GIVEN DATA:
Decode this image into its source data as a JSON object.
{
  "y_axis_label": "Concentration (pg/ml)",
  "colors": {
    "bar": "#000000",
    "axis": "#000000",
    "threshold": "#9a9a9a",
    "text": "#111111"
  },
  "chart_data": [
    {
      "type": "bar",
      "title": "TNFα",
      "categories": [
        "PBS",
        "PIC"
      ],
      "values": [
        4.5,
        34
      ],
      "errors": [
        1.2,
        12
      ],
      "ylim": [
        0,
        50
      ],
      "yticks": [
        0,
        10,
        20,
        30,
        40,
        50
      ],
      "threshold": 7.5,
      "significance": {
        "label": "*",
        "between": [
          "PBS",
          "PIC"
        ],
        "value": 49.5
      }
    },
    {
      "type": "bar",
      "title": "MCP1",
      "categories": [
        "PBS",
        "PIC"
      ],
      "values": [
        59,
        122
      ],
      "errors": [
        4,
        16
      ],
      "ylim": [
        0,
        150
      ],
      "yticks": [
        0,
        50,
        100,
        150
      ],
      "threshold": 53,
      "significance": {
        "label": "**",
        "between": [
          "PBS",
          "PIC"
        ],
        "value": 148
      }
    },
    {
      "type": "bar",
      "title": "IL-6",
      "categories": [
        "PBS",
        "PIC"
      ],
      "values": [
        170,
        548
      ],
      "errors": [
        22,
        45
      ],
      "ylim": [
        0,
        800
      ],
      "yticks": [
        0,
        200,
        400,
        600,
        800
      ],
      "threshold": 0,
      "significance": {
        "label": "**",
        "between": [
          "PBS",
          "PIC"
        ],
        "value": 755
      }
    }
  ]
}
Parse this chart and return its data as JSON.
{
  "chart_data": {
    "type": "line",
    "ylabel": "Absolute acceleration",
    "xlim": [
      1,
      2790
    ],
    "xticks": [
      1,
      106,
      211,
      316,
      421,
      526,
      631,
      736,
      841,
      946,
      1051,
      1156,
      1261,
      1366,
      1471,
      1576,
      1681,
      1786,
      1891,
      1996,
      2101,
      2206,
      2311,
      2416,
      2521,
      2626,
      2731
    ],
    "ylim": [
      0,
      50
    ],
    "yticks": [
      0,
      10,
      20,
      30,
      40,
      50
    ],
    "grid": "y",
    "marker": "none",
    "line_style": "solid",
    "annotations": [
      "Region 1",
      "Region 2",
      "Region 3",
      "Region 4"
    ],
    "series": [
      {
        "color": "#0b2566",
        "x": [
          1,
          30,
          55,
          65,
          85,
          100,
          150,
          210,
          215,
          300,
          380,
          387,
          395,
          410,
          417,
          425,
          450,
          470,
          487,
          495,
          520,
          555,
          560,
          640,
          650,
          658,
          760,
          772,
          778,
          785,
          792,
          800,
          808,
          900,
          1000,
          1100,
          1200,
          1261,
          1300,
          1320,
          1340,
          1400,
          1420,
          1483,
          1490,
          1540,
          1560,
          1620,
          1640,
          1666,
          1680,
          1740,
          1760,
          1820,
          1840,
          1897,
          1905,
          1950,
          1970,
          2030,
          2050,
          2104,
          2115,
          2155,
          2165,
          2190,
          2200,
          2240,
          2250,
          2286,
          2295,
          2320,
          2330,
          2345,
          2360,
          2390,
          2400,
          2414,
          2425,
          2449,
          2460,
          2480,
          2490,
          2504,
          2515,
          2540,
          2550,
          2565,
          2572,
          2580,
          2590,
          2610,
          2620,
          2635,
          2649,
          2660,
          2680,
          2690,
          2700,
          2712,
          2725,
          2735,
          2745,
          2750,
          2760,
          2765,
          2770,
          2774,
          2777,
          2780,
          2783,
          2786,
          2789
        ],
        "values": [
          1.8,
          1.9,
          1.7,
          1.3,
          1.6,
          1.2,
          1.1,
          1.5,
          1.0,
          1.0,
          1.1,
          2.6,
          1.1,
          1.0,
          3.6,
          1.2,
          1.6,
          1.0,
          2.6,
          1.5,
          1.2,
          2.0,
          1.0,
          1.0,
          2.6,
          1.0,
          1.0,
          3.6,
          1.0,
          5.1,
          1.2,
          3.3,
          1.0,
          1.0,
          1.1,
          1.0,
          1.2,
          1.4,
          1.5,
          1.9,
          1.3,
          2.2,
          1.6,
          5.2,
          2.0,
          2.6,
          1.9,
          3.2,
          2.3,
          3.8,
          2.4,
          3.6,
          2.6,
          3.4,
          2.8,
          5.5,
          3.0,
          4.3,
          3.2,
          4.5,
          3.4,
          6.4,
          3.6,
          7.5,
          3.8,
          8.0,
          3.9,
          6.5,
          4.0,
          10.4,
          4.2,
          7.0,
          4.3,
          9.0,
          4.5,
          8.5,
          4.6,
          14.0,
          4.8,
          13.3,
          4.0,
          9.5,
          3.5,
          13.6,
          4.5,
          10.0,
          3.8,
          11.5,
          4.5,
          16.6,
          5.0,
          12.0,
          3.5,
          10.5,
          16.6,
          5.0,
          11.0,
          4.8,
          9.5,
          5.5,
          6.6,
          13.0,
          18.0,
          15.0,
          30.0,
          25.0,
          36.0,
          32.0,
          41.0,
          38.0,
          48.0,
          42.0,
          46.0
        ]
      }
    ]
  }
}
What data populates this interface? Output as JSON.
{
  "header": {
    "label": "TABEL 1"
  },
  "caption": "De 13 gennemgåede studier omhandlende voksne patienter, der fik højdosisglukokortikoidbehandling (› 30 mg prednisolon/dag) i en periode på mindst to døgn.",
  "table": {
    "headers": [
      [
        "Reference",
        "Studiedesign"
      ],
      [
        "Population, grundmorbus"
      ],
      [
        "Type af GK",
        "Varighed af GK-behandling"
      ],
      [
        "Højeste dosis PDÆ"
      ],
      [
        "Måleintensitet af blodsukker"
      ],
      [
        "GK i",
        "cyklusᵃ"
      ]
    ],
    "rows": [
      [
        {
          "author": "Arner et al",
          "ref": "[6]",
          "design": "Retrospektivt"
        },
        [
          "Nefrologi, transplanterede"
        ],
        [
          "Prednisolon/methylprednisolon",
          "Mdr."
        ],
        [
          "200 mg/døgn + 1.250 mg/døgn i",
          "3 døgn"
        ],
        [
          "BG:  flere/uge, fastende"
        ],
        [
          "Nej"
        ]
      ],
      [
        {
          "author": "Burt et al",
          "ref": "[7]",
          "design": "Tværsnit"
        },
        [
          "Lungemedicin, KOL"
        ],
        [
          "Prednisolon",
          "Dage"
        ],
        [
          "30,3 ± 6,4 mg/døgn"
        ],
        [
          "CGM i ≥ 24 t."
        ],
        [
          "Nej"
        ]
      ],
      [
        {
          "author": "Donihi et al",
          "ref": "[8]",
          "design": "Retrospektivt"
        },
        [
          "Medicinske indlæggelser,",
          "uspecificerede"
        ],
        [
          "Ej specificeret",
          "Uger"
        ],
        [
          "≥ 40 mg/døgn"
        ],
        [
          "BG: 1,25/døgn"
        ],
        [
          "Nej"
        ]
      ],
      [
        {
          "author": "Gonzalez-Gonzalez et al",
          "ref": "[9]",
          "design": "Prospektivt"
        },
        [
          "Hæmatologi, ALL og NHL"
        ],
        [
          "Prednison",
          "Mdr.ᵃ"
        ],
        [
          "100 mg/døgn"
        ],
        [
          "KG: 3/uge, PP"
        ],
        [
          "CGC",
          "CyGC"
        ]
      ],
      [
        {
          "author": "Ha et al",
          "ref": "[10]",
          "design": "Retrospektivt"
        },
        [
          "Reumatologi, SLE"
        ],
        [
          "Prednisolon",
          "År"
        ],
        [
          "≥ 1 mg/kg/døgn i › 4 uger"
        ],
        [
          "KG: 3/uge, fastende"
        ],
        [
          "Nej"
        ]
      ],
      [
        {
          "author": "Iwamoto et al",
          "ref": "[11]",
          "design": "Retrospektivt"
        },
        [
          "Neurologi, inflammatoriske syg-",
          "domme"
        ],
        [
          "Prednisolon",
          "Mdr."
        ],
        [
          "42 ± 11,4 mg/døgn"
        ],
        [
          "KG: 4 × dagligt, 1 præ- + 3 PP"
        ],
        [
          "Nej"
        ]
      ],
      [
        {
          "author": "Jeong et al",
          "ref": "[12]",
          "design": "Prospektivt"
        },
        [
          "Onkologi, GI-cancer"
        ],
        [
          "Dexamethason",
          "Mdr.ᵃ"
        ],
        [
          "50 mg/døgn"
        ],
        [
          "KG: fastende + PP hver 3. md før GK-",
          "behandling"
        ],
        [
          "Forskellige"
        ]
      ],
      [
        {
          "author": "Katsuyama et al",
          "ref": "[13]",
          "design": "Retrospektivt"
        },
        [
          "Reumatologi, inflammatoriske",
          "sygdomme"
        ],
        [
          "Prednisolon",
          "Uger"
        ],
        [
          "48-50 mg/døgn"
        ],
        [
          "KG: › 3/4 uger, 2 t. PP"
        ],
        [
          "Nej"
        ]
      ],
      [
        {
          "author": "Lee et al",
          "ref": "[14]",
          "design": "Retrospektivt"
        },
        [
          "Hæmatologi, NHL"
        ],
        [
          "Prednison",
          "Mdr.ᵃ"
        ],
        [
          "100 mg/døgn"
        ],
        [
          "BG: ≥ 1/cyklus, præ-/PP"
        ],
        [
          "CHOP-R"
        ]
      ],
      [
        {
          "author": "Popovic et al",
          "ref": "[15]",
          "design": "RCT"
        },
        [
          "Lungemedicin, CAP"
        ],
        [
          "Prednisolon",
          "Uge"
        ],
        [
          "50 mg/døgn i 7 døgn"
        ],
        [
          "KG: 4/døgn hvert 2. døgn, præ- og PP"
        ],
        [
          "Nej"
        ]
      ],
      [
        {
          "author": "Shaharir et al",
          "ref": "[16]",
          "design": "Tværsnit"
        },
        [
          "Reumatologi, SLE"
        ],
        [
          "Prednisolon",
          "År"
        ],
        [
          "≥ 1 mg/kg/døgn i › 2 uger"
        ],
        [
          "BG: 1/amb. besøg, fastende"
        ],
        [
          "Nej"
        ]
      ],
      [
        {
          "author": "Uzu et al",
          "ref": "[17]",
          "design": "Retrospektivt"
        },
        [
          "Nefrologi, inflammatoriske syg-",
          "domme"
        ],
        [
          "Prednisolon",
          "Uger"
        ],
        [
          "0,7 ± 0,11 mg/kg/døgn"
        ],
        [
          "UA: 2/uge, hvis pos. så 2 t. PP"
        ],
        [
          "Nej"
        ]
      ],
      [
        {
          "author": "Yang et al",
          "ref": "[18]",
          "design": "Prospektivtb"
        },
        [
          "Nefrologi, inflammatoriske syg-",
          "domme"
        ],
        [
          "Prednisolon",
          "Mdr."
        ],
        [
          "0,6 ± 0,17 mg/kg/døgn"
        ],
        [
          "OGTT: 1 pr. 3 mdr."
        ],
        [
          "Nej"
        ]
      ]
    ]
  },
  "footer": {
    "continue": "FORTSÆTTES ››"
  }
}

TASK REQUIREMENTS: Please list every line of the records that contains "Lungemedicin".

RESULT BELOW:
          "Lungemedicin, KOL"
          "Lungemedicin, CAP"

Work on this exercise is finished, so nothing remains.